Structured figure records:
━━━━━━

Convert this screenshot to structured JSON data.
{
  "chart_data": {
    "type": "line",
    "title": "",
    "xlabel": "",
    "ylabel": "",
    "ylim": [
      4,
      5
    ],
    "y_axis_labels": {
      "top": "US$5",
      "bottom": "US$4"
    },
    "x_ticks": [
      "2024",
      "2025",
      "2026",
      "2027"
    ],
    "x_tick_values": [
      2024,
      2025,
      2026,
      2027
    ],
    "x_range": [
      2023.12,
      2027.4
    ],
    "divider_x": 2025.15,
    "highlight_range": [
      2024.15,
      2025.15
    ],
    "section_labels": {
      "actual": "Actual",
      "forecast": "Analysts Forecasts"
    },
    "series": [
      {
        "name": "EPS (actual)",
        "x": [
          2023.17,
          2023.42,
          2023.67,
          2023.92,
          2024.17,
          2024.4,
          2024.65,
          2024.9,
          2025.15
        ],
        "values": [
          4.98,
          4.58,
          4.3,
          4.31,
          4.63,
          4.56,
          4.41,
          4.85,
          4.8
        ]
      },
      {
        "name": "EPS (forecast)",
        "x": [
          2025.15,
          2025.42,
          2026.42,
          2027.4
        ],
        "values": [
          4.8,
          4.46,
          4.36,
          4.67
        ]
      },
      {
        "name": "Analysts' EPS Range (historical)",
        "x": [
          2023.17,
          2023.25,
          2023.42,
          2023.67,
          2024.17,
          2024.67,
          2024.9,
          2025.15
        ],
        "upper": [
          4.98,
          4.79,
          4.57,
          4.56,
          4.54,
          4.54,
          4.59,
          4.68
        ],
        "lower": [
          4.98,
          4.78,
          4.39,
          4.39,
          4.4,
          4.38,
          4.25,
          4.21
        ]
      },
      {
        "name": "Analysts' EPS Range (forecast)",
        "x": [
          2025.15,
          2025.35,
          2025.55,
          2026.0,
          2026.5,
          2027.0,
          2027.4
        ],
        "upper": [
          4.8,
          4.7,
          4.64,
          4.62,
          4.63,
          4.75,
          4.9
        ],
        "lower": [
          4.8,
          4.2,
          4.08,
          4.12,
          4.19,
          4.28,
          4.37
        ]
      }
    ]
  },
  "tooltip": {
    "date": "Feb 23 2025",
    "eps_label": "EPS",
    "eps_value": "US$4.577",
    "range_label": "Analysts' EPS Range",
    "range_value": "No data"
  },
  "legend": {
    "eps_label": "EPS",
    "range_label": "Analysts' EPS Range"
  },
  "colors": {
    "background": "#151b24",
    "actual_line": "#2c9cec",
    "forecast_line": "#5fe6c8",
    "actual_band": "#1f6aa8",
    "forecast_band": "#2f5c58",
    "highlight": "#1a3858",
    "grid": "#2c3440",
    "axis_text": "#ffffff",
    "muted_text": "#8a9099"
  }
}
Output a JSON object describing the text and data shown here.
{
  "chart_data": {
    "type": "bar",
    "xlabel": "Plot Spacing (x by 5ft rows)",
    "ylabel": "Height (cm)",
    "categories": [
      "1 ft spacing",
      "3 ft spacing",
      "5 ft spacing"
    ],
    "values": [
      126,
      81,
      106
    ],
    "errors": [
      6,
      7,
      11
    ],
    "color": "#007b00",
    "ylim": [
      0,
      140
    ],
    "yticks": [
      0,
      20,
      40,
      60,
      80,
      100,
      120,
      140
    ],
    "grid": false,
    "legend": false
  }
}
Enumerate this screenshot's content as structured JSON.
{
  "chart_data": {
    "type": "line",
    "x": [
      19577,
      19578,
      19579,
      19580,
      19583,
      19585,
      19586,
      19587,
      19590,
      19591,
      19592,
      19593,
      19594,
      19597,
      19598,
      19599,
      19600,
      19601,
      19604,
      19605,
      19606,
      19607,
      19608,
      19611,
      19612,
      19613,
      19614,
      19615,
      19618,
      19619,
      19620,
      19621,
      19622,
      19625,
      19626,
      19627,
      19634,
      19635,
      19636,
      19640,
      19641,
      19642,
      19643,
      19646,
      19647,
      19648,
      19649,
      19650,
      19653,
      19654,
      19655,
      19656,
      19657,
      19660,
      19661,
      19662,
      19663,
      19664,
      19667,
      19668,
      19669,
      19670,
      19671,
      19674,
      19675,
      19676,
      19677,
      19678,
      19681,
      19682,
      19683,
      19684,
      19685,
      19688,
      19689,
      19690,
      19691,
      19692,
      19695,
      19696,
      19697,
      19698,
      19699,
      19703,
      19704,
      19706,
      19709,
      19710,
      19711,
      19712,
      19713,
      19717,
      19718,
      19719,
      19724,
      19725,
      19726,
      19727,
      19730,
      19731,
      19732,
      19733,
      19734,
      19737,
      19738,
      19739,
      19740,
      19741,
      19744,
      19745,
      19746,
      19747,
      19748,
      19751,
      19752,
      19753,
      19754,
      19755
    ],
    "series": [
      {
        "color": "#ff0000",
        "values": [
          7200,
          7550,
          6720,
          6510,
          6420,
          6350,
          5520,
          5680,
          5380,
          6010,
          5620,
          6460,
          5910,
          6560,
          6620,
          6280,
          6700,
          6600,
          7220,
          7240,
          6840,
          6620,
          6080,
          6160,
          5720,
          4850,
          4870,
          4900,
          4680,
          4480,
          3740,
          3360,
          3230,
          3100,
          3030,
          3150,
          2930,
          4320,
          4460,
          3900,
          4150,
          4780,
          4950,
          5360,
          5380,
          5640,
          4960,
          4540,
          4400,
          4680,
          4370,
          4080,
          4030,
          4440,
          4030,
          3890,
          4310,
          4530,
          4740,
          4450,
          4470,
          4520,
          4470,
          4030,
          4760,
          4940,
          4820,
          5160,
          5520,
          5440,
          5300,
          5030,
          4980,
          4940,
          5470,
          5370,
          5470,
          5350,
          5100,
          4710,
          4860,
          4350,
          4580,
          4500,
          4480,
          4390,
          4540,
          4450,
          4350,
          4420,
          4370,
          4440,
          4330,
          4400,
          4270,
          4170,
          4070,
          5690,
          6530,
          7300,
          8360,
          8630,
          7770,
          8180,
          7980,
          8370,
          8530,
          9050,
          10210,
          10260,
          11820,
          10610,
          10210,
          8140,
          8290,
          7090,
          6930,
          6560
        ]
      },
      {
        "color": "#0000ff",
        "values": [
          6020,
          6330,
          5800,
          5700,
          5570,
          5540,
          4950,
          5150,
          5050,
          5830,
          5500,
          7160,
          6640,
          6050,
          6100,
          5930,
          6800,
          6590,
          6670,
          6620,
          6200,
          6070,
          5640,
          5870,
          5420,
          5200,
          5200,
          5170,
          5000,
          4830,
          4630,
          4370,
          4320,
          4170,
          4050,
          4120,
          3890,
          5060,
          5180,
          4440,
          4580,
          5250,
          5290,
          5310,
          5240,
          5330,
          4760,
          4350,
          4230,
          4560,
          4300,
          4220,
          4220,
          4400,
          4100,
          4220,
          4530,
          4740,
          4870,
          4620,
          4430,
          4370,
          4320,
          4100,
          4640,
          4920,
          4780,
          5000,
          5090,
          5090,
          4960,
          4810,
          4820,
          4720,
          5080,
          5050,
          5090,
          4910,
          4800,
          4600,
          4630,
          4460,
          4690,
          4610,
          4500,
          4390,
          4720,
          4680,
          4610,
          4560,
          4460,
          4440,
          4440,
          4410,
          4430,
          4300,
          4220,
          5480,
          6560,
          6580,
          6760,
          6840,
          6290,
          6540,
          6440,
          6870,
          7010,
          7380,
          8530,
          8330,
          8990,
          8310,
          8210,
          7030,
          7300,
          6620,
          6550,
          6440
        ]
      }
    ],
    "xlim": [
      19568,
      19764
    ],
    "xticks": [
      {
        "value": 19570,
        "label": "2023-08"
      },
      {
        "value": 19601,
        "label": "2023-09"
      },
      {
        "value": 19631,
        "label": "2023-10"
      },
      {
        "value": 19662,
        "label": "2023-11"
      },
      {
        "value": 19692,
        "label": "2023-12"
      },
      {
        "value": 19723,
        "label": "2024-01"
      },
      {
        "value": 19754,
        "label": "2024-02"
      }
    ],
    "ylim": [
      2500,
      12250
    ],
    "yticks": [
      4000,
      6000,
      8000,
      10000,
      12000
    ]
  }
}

━━━━━━

(Goal of the exercise): Copy every line that includes the string "Analysts" from the material above.

(Exercise response):
      "forecast": "Analysts Forecasts"
        "name": "Analysts' EPS Range (historical)",
        "name": "Analysts' EPS Range (forecast)",
    "range_label": "Analysts' EPS Range",
    "range_label": "Analysts' EPS Range"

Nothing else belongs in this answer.